-- YOUR OBJECTIVE --
Pull every line that holds the word "title" from the entries.

— START OF LISTING —

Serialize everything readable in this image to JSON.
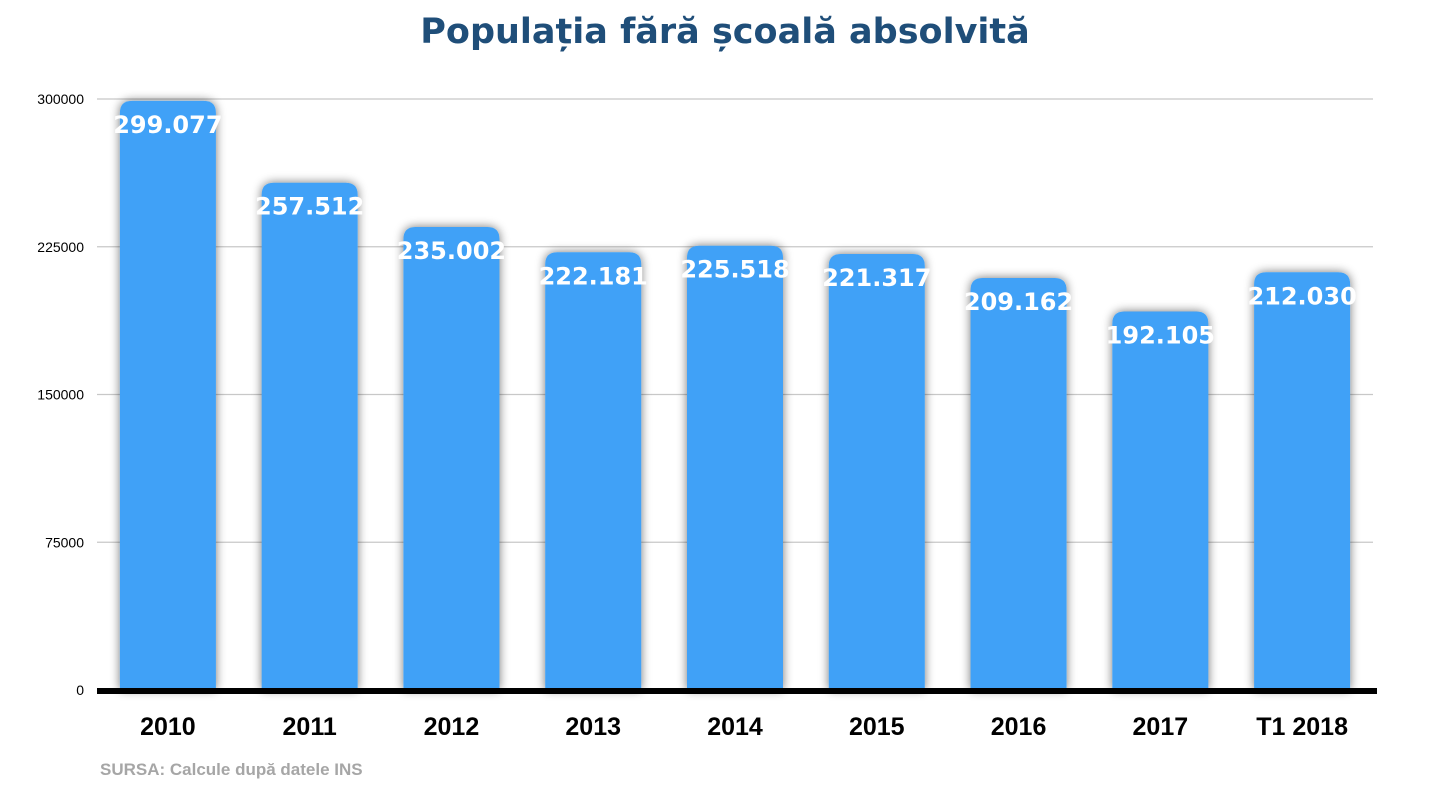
{
  "title": "Populația fără școală absolvită",
  "source": "SURSA: Calcule după datele INS",
  "colors": {
    "bar": "#3fa1f7",
    "title": "#1f4e79",
    "grid": "#c8c8c8",
    "baseline": "#000000"
  },
  "chart_data": {
    "type": "bar",
    "title": "Populația fără școală absolvită",
    "xlabel": "",
    "ylabel": "",
    "categories": [
      "2010",
      "2011",
      "2012",
      "2013",
      "2014",
      "2015",
      "2016",
      "2017",
      "T1 2018"
    ],
    "values": [
      299077,
      257512,
      235002,
      222181,
      225518,
      221317,
      209162,
      192105,
      212030
    ],
    "data_labels": [
      "299.077",
      "257.512",
      "235.002",
      "222.181",
      "225.518",
      "221.317",
      "209.162",
      "192.105",
      "212.030"
    ],
    "yticks": [
      0,
      75000,
      150000,
      225000,
      300000
    ],
    "ytick_labels": [
      "0",
      "75000",
      "150000",
      "225000",
      "300000"
    ],
    "ylim": [
      0,
      300000
    ],
    "grid": true,
    "legend": "none"
  }
}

— END OF LISTING —

-- SOLUTION --
  "title": "Populația fără școală absolvită",
    "title": "#1f4e79",
    "title": "Populația fără școală absolvită",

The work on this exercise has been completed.